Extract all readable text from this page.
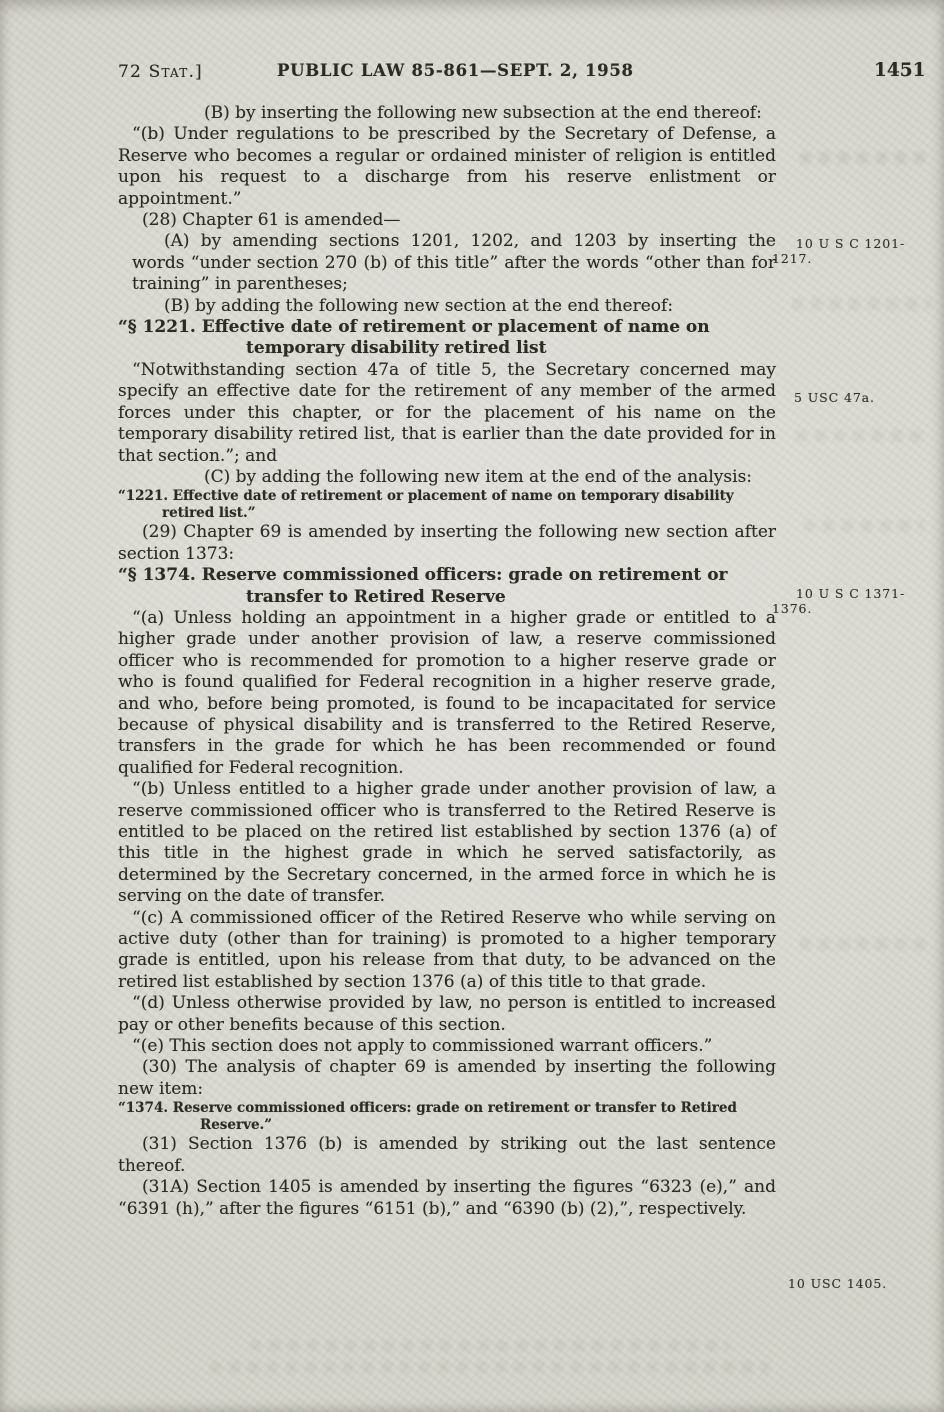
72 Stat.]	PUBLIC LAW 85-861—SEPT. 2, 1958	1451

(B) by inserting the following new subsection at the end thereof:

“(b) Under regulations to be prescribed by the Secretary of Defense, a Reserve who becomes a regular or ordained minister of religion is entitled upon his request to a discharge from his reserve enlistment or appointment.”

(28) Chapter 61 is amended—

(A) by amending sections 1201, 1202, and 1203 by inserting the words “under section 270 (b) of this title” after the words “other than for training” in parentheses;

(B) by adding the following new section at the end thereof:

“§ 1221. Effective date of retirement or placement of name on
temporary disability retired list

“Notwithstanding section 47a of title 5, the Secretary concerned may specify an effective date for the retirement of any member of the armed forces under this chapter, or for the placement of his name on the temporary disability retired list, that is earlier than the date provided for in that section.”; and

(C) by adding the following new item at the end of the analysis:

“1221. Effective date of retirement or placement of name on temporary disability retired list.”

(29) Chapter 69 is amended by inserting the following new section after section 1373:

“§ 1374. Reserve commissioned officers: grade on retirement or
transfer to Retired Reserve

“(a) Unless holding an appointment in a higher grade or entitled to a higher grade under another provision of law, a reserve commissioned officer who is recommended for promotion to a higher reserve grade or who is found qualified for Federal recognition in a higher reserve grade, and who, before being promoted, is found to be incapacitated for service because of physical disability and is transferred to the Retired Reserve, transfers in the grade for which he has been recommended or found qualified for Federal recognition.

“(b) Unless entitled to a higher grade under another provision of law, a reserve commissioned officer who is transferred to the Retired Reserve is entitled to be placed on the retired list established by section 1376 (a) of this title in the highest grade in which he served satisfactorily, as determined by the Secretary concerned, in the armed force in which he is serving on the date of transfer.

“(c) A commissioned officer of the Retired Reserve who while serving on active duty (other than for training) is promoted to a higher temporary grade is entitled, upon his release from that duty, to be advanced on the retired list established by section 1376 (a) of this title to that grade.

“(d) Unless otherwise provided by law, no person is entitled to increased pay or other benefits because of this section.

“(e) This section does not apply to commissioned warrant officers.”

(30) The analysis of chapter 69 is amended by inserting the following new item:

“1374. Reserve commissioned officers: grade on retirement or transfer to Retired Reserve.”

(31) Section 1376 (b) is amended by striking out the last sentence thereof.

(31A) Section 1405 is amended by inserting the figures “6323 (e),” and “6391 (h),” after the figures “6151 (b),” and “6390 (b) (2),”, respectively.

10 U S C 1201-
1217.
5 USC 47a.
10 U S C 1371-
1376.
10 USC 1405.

_ _ _ _

__Set task__
Reproduce every record word for word. The copy must contain no pictures.

__Output for this task__
Extract all readable text from this page.
72 Stat.]	PUBLIC LAW 85-861—SEPT. 2, 1958	1451

(B) by inserting the following new subsection at the end thereof:

“(b) Under regulations to be prescribed by the Secretary of Defense, a Reserve who becomes a regular or ordained minister of religion is entitled upon his request to a discharge from his reserve enlistment or appointment.”

(28) Chapter 61 is amended—

(A) by amending sections 1201, 1202, and 1203 by inserting the words “under section 270 (b) of this title” after the words “other than for training” in parentheses;

(B) by adding the following new section at the end thereof:

“§ 1221. Effective date of retirement or placement of name on
temporary disability retired list

“Notwithstanding section 47a of title 5, the Secretary concerned may specify an effective date for the retirement of any member of the armed forces under this chapter, or for the placement of his name on the temporary disability retired list, that is earlier than the date provided for in that section.”; and

(C) by adding the following new item at the end of the analysis:

“1221. Effective date of retirement or placement of name on temporary disability retired list.”

(29) Chapter 69 is amended by inserting the following new section after section 1373:

“§ 1374. Reserve commissioned officers: grade on retirement or
transfer to Retired Reserve

“(a) Unless holding an appointment in a higher grade or entitled to a higher grade under another provision of law, a reserve commissioned officer who is recommended for promotion to a higher reserve grade or who is found qualified for Federal recognition in a higher reserve grade, and who, before being promoted, is found to be incapacitated for service because of physical disability and is transferred to the Retired Reserve, transfers in the grade for which he has been recommended or found qualified for Federal recognition.

“(b) Unless entitled to a higher grade under another provision of law, a reserve commissioned officer who is transferred to the Retired Reserve is entitled to be placed on the retired list established by section 1376 (a) of this title in the highest grade in which he served satisfactorily, as determined by the Secretary concerned, in the armed force in which he is serving on the date of transfer.

“(c) A commissioned officer of the Retired Reserve who while serving on active duty (other than for training) is promoted to a higher temporary grade is entitled, upon his release from that duty, to be advanced on the retired list established by section 1376 (a) of this title to that grade.

“(d) Unless otherwise provided by law, no person is entitled to increased pay or other benefits because of this section.

“(e) This section does not apply to commissioned warrant officers.”

(30) The analysis of chapter 69 is amended by inserting the following new item:

“1374. Reserve commissioned officers: grade on retirement or transfer to Retired Reserve.”

(31) Section 1376 (b) is amended by striking out the last sentence thereof.

(31A) Section 1405 is amended by inserting the figures “6323 (e),” and “6391 (h),” after the figures “6151 (b),” and “6390 (b) (2),”, respectively.

10 U S C 1201-
1217.
5 USC 47a.
10 U S C 1371-
1376.
10 USC 1405.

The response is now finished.